-- START DATA TO PROCESS --
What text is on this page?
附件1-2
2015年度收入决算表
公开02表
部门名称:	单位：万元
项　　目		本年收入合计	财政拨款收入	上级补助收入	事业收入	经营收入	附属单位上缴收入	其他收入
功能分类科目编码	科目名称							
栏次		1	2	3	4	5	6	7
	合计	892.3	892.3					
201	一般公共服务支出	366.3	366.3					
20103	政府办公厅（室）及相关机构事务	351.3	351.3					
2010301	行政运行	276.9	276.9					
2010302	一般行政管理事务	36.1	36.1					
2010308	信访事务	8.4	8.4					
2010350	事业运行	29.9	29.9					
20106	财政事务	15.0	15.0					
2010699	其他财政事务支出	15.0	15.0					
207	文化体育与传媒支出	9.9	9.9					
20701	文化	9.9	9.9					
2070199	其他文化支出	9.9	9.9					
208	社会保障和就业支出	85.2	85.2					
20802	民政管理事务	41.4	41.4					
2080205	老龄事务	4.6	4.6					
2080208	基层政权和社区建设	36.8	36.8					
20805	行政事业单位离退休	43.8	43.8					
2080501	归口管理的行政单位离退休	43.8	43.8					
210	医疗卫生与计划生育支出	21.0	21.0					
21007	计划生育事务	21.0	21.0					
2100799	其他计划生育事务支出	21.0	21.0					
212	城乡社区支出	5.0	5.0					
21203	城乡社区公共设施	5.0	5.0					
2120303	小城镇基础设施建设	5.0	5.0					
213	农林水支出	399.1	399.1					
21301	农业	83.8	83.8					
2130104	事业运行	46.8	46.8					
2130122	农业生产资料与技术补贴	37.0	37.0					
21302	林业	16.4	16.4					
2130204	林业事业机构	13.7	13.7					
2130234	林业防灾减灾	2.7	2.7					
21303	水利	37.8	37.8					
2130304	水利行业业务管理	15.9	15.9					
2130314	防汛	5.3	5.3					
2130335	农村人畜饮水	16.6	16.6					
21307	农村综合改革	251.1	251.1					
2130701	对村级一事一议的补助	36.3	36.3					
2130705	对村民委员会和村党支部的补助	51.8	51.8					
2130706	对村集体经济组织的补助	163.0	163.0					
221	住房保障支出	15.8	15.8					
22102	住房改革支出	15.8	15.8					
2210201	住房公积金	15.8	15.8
-- END DATA TO PROCESS --
_TASK TO COMPLETE_. Write out the whole listing again. Match it word for word.

_EXPECTED ANSWER_.
What text is on this page?
附件1-2
2015年度收入决算表
公开02表
部门名称:	单位：万元
项　　目		本年收入合计	财政拨款收入	上级补助收入	事业收入	经营收入	附属单位上缴收入	其他收入
功能分类科目编码	科目名称							
栏次		1	2	3	4	5	6	7
	合计	892.3	892.3					
201	一般公共服务支出	366.3	366.3					
20103	政府办公厅（室）及相关机构事务	351.3	351.3					
2010301	行政运行	276.9	276.9					
2010302	一般行政管理事务	36.1	36.1					
2010308	信访事务	8.4	8.4					
2010350	事业运行	29.9	29.9					
20106	财政事务	15.0	15.0					
2010699	其他财政事务支出	15.0	15.0					
207	文化体育与传媒支出	9.9	9.9					
20701	文化	9.9	9.9					
2070199	其他文化支出	9.9	9.9					
208	社会保障和就业支出	85.2	85.2					
20802	民政管理事务	41.4	41.4					
2080205	老龄事务	4.6	4.6					
2080208	基层政权和社区建设	36.8	36.8					
20805	行政事业单位离退休	43.8	43.8					
2080501	归口管理的行政单位离退休	43.8	43.8					
210	医疗卫生与计划生育支出	21.0	21.0					
21007	计划生育事务	21.0	21.0					
2100799	其他计划生育事务支出	21.0	21.0					
212	城乡社区支出	5.0	5.0					
21203	城乡社区公共设施	5.0	5.0					
2120303	小城镇基础设施建设	5.0	5.0					
213	农林水支出	399.1	399.1					
21301	农业	83.8	83.8					
2130104	事业运行	46.8	46.8					
2130122	农业生产资料与技术补贴	37.0	37.0					
21302	林业	16.4	16.4					
2130204	林业事业机构	13.7	13.7					
2130234	林业防灾减灾	2.7	2.7					
21303	水利	37.8	37.8					
2130304	水利行业业务管理	15.9	15.9					
2130314	防汛	5.3	5.3					
2130335	农村人畜饮水	16.6	16.6					
21307	农村综合改革	251.1	251.1					
2130701	对村级一事一议的补助	36.3	36.3					
2130705	对村民委员会和村党支部的补助	51.8	51.8					
2130706	对村集体经济组织的补助	163.0	163.0					
221	住房保障支出	15.8	15.8					
22102	住房改革支出	15.8	15.8					
2210201	住房公积金	15.8	15.8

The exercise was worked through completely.